Objective: Transcribe all of the material exactly, except for its pictures.

****************

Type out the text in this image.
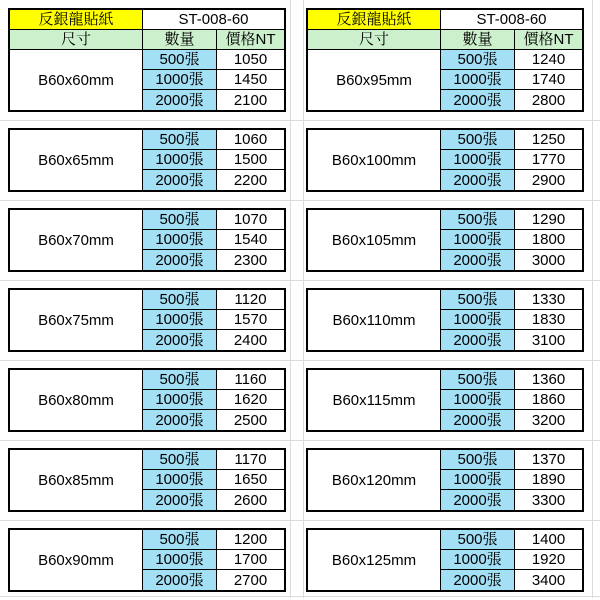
反銀龍貼紙	ST-008-60
尺寸	數量	價格NT
B60x60mm
500張	1050
1000張	1450
2000張	2100
B60x65mm
500張	1060
1000張	1500
2000張	2200
B60x70mm
500張	1070
1000張	1540
2000張	2300
B60x75mm
500張	1120
1000張	1570
2000張	2400
B60x80mm
500張	1160
1000張	1620
2000張	2500
B60x85mm
500張	1170
1000張	1650
2000張	2600
B60x90mm
500張	1200
1000張	1700
2000張	2700
反銀龍貼紙	ST-008-60
尺寸	數量	價格NT
B60x95mm
500張	1240
1000張	1740
2000張	2800
B60x100mm
500張	1250
1000張	1770
2000張	2900
B60x105mm
500張	1290
1000張	1800
2000張	3000
B60x110mm
500張	1330
1000張	1830
2000張	3100
B60x115mm
500張	1360
1000張	1860
2000張	3200
B60x120mm
500張	1370
1000張	1890
2000張	3300
B60x125mm
500張	1400
1000張	1920
2000張	3400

****************

Result:
Type out the text in this image.
反銀龍貼紙	ST-008-60
尺寸	數量	價格NT
B60x60mm
500張	1050
1000張	1450
2000張	2100
B60x65mm
500張	1060
1000張	1500
2000張	2200
B60x70mm
500張	1070
1000張	1540
2000張	2300
B60x75mm
500張	1120
1000張	1570
2000張	2400
B60x80mm
500張	1160
1000張	1620
2000張	2500
B60x85mm
500張	1170
1000張	1650
2000張	2600
B60x90mm
500張	1200
1000張	1700
2000張	2700
反銀龍貼紙	ST-008-60
尺寸	數量	價格NT
B60x95mm
500張	1240
1000張	1740
2000張	2800
B60x100mm
500張	1250
1000張	1770
2000張	2900
B60x105mm
500張	1290
1000張	1800
2000張	3000
B60x110mm
500張	1330
1000張	1830
2000張	3100
B60x115mm
500張	1360
1000張	1860
2000張	3200
B60x120mm
500張	1370
1000張	1890
2000張	3300
B60x125mm
500張	1400
1000張	1920
2000張	3400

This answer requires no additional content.